Given exercise:
Copy out every record below, word for word.

-*-*-

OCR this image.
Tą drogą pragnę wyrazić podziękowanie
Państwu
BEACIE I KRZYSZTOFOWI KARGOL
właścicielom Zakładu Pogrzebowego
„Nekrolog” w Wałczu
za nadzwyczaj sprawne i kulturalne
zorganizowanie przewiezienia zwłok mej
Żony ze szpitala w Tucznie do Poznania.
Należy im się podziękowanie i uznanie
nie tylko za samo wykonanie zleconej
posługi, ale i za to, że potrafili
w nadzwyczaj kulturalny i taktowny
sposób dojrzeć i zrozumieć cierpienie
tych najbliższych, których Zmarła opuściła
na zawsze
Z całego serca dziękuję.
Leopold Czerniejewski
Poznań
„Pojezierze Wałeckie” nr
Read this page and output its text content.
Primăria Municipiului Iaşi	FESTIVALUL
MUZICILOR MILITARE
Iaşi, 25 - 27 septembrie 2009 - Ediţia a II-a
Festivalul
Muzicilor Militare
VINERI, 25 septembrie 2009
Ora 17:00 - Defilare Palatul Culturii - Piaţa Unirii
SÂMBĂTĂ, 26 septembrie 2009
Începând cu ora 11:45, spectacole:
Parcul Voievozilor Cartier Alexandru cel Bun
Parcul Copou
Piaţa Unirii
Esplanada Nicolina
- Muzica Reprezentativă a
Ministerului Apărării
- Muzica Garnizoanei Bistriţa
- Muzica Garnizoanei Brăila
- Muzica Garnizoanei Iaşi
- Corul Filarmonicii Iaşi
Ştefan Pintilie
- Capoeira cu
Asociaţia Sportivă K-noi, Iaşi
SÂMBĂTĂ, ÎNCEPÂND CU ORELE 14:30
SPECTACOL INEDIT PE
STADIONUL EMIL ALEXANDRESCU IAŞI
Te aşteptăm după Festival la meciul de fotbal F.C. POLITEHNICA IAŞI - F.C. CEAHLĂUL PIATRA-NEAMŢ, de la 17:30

-*-*-

Task output:
OCR this image.
Tą drogą pragnę wyrazić podziękowanie
Państwu
BEACIE I KRZYSZTOFOWI KARGOL
właścicielom Zakładu Pogrzebowego
„Nekrolog” w Wałczu
za nadzwyczaj sprawne i kulturalne
zorganizowanie przewiezienia zwłok mej
Żony ze szpitala w Tucznie do Poznania.
Należy im się podziękowanie i uznanie
nie tylko za samo wykonanie zleconej
posługi, ale i za to, że potrafili
w nadzwyczaj kulturalny i taktowny
sposób dojrzeć i zrozumieć cierpienie
tych najbliższych, których Zmarła opuściła
na zawsze
Z całego serca dziękuję.
Leopold Czerniejewski
Poznań
„Pojezierze Wałeckie” nr
Read this page and output its text content.
Primăria Municipiului Iaşi	FESTIVALUL
MUZICILOR MILITARE
Iaşi, 25 - 27 septembrie 2009 - Ediţia a II-a
Festivalul
Muzicilor Militare
VINERI, 25 septembrie 2009
Ora 17:00 - Defilare Palatul Culturii - Piaţa Unirii
SÂMBĂTĂ, 26 septembrie 2009
Începând cu ora 11:45, spectacole:
Parcul Voievozilor Cartier Alexandru cel Bun
Parcul Copou
Piaţa Unirii
Esplanada Nicolina
- Muzica Reprezentativă a
Ministerului Apărării
- Muzica Garnizoanei Bistriţa
- Muzica Garnizoanei Brăila
- Muzica Garnizoanei Iaşi
- Corul Filarmonicii Iaşi
Ştefan Pintilie
- Capoeira cu
Asociaţia Sportivă K-noi, Iaşi
SÂMBĂTĂ, ÎNCEPÂND CU ORELE 14:30
SPECTACOL INEDIT PE
STADIONUL EMIL ALEXANDRESCU IAŞI
Te aşteptăm după Festival la meciul de fotbal F.C. POLITEHNICA IAŞI - F.C. CEAHLĂUL PIATRA-NEAMŢ, de la 17:30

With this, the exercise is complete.